Problem: Give an exact copy of every line, leaving images out.

Task data:

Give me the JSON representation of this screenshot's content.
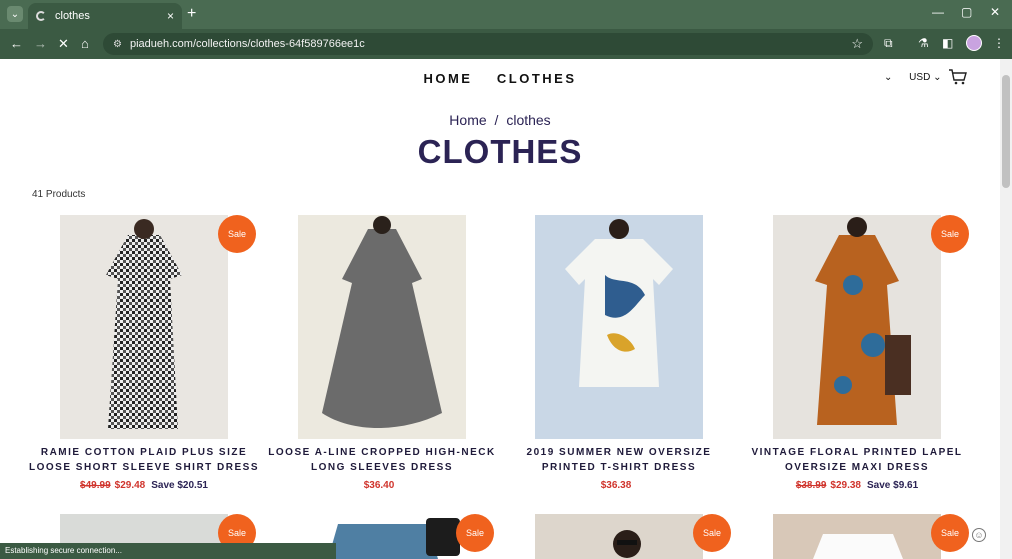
{
  "browser": {
    "tab_title": "clothes",
    "tab_close": "×",
    "new_tab": "+",
    "url": "piadueh.com/collections/clothes-64f589766ee1c",
    "minimize": "—",
    "maximize": "▢",
    "close": "✕",
    "status": "Establishing secure connection..."
  },
  "header": {
    "nav": [
      "HOME",
      "CLOTHES"
    ],
    "currency": "USD"
  },
  "breadcrumb": {
    "home": "Home",
    "sep": "/",
    "current": "clothes"
  },
  "title": "CLOTHES",
  "count": "41 Products",
  "sale_label": "Sale",
  "products": [
    {
      "name1": "RAMIE COTTON PLAID PLUS SIZE",
      "name2": "LOOSE SHORT SLEEVE SHIRT DRESS",
      "old": "$49.99",
      "price": "$29.48",
      "save": "Save $20.51",
      "sale": true
    },
    {
      "name1": "LOOSE A-LINE CROPPED HIGH-NECK",
      "name2": "LONG SLEEVES DRESS",
      "old": "",
      "price": "$36.40",
      "save": "",
      "sale": false
    },
    {
      "name1": "2019 SUMMER NEW OVERSIZE",
      "name2": "PRINTED T-SHIRT DRESS",
      "old": "",
      "price": "$36.38",
      "save": "",
      "sale": false
    },
    {
      "name1": "VINTAGE FLORAL PRINTED LAPEL",
      "name2": "OVERSIZE MAXI DRESS",
      "old": "$38.99",
      "price": "$29.38",
      "save": "Save $9.61",
      "sale": true
    }
  ]
}
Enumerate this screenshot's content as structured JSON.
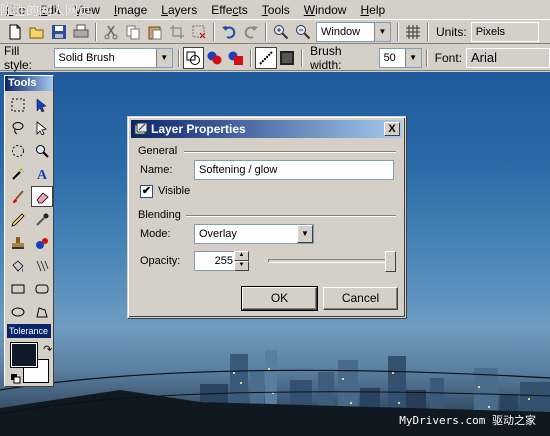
{
  "watermark_top": "陈胜的网人网页",
  "watermark_bottom": "MyDrivers.com 驱动之家",
  "menu": {
    "items": [
      {
        "pre": "",
        "u": "F",
        "post": "ile"
      },
      {
        "pre": "",
        "u": "E",
        "post": "dit"
      },
      {
        "pre": "",
        "u": "V",
        "post": "iew"
      },
      {
        "pre": "",
        "u": "I",
        "post": "mage"
      },
      {
        "pre": "",
        "u": "L",
        "post": "ayers"
      },
      {
        "pre": "Effe",
        "u": "c",
        "post": "ts"
      },
      {
        "pre": "",
        "u": "T",
        "post": "ools"
      },
      {
        "pre": "",
        "u": "W",
        "post": "indow"
      },
      {
        "pre": "",
        "u": "H",
        "post": "elp"
      }
    ]
  },
  "toolbar": {
    "window_combo": "Window",
    "units_label": "Units:",
    "units_value": "Pixels",
    "fill_style_label": "Fill style:",
    "fill_style_value": "Solid Brush",
    "brush_width_label": "Brush width:",
    "brush_width_value": "50",
    "font_label": "Font:",
    "font_value": "Arial"
  },
  "tools": {
    "title": "Tools",
    "tolerance_label": "Tolerance"
  },
  "dialog": {
    "title": "Layer Properties",
    "close_label": "X",
    "general_label": "General",
    "name_label": "Name:",
    "name_value": "Softening / glow",
    "visible_label": "Visible",
    "visible_checked": "✔",
    "blending_label": "Blending",
    "mode_label": "Mode:",
    "mode_value": "Overlay",
    "opacity_label": "Opacity:",
    "opacity_value": "255",
    "opacity_fraction": 1.0,
    "ok_label": "OK",
    "cancel_label": "Cancel"
  }
}
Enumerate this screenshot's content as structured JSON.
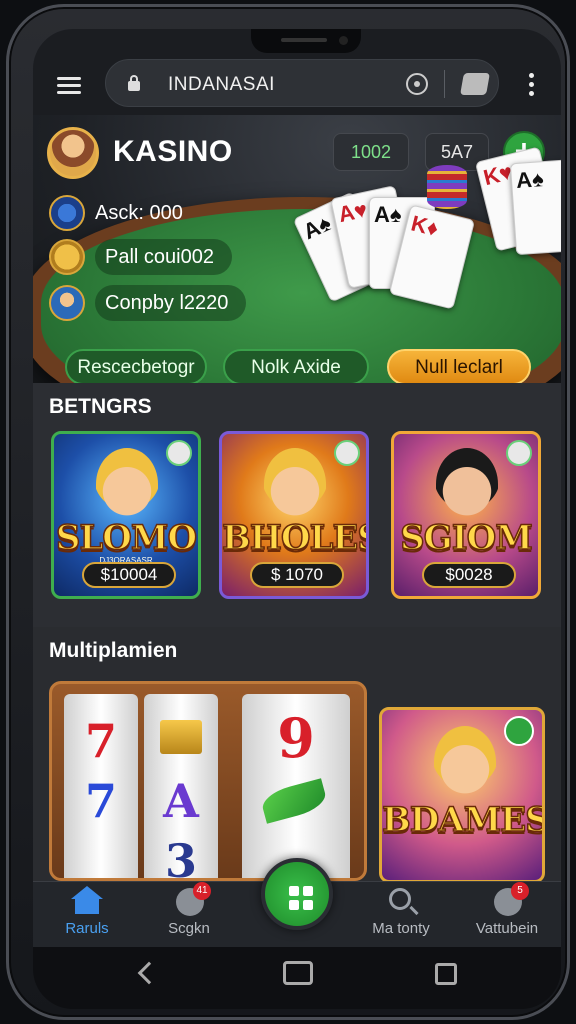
{
  "browser": {
    "url_text": "INDANASAI"
  },
  "header": {
    "title": "KASINO",
    "chip1": "1002",
    "chip2": "5A7",
    "plus_label": "+"
  },
  "stats": [
    {
      "label": "Asck: 000"
    },
    {
      "label": "Pall coui002"
    },
    {
      "label": "Conpby l2220"
    }
  ],
  "actions": [
    {
      "label": "Rescecbetogr"
    },
    {
      "label": "Nolk Axide"
    },
    {
      "label": "Null leclarl"
    }
  ],
  "section_betting": {
    "title": "BETNGRS",
    "games": [
      {
        "name": "SLOMO",
        "subtitle": "DJ3ORASASR",
        "price": "$10004"
      },
      {
        "name": "BHOLES",
        "subtitle": "",
        "price": "$ 1070"
      },
      {
        "name": "SGIOM",
        "subtitle": "",
        "price": "$0028"
      }
    ]
  },
  "section_multi": {
    "title": "Multiplamien",
    "featured_name": "BDAMES",
    "reel_symbols": [
      "7",
      "7",
      "A",
      "3",
      "9"
    ]
  },
  "bottom_nav": [
    {
      "label": "Raruls",
      "icon": "home-icon"
    },
    {
      "label": "Scgkn",
      "icon": "user-icon",
      "badge": "41"
    },
    {
      "label": "Ma tonty",
      "icon": "search-icon"
    },
    {
      "label": "Vattubein",
      "icon": "download-icon",
      "badge": "5"
    }
  ],
  "colors": {
    "accent_green": "#2fa43f",
    "accent_gold": "#f6b43a",
    "nav_active": "#4aa0f0"
  }
}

Solution to this exercise:
Give me the JSON representation of this screenshot's content.
{
  "browser": {
    "tab_title": "clothes",
    "tab_close": "×",
    "new_tab": "+",
    "url": "piadueh.com/collections/clothes-64f589766ee1c",
    "minimize": "—",
    "maximize": "▢",
    "close": "✕",
    "status": "Establishing secure connection..."
  },
  "header": {
    "nav": [
      "HOME",
      "CLOTHES"
    ],
    "currency": "USD"
  },
  "breadcrumb": {
    "home": "Home",
    "sep": "/",
    "current": "clothes"
  },
  "title": "CLOTHES",
  "count": "41 Products",
  "sale_label": "Sale",
  "products": [
    {
      "name1": "RAMIE COTTON PLAID PLUS SIZE",
      "name2": "LOOSE SHORT SLEEVE SHIRT DRESS",
      "old": "$49.99",
      "price": "$29.48",
      "save": "Save $20.51",
      "sale": true
    },
    {
      "name1": "LOOSE A-LINE CROPPED HIGH-NECK",
      "name2": "LONG SLEEVES DRESS",
      "old": "",
      "price": "$36.40",
      "save": "",
      "sale": false
    },
    {
      "name1": "2019 SUMMER NEW OVERSIZE",
      "name2": "PRINTED T-SHIRT DRESS",
      "old": "",
      "price": "$36.38",
      "save": "",
      "sale": false
    },
    {
      "name1": "VINTAGE FLORAL PRINTED LAPEL",
      "name2": "OVERSIZE MAXI DRESS",
      "old": "$38.99",
      "price": "$29.38",
      "save": "Save $9.61",
      "sale": true
    }
  ]
}
Enumerate this screenshot's content as structured JSON.
{
  "watermark_top": "陈胜的网人网页",
  "watermark_bottom": "MyDrivers.com 驱动之家",
  "menu": {
    "items": [
      {
        "pre": "",
        "u": "F",
        "post": "ile"
      },
      {
        "pre": "",
        "u": "E",
        "post": "dit"
      },
      {
        "pre": "",
        "u": "V",
        "post": "iew"
      },
      {
        "pre": "",
        "u": "I",
        "post": "mage"
      },
      {
        "pre": "",
        "u": "L",
        "post": "ayers"
      },
      {
        "pre": "Effe",
        "u": "c",
        "post": "ts"
      },
      {
        "pre": "",
        "u": "T",
        "post": "ools"
      },
      {
        "pre": "",
        "u": "W",
        "post": "indow"
      },
      {
        "pre": "",
        "u": "H",
        "post": "elp"
      }
    ]
  },
  "toolbar": {
    "window_combo": "Window",
    "units_label": "Units:",
    "units_value": "Pixels",
    "fill_style_label": "Fill style:",
    "fill_style_value": "Solid Brush",
    "brush_width_label": "Brush width:",
    "brush_width_value": "50",
    "font_label": "Font:",
    "font_value": "Arial"
  },
  "tools": {
    "title": "Tools",
    "tolerance_label": "Tolerance"
  },
  "dialog": {
    "title": "Layer Properties",
    "close_label": "X",
    "general_label": "General",
    "name_label": "Name:",
    "name_value": "Softening / glow",
    "visible_label": "Visible",
    "visible_checked": "✔",
    "blending_label": "Blending",
    "mode_label": "Mode:",
    "mode_value": "Overlay",
    "opacity_label": "Opacity:",
    "opacity_value": "255",
    "opacity_fraction": 1.0,
    "ok_label": "OK",
    "cancel_label": "Cancel"
  }
}
Enumerate this screenshot's content as structured JSON.
{
  "browser": {
    "url_text": "INDANASAI"
  },
  "header": {
    "title": "KASINO",
    "chip1": "1002",
    "chip2": "5A7",
    "plus_label": "+"
  },
  "stats": [
    {
      "label": "Asck: 000"
    },
    {
      "label": "Pall coui002"
    },
    {
      "label": "Conpby l2220"
    }
  ],
  "actions": [
    {
      "label": "Rescecbetogr"
    },
    {
      "label": "Nolk Axide"
    },
    {
      "label": "Null leclarl"
    }
  ],
  "section_betting": {
    "title": "BETNGRS",
    "games": [
      {
        "name": "SLOMO",
        "subtitle": "DJ3ORASASR",
        "price": "$10004"
      },
      {
        "name": "BHOLES",
        "subtitle": "",
        "price": "$ 1070"
      },
      {
        "name": "SGIOM",
        "subtitle": "",
        "price": "$0028"
      }
    ]
  },
  "section_multi": {
    "title": "Multiplamien",
    "featured_name": "BDAMES",
    "reel_symbols": [
      "7",
      "7",
      "A",
      "3",
      "9"
    ]
  },
  "bottom_nav": [
    {
      "label": "Raruls",
      "icon": "home-icon"
    },
    {
      "label": "Scgkn",
      "icon": "user-icon",
      "badge": "41"
    },
    {
      "label": "Ma tonty",
      "icon": "search-icon"
    },
    {
      "label": "Vattubein",
      "icon": "download-icon",
      "badge": "5"
    }
  ],
  "colors": {
    "accent_green": "#2fa43f",
    "accent_gold": "#f6b43a",
    "nav_active": "#4aa0f0"
  }
}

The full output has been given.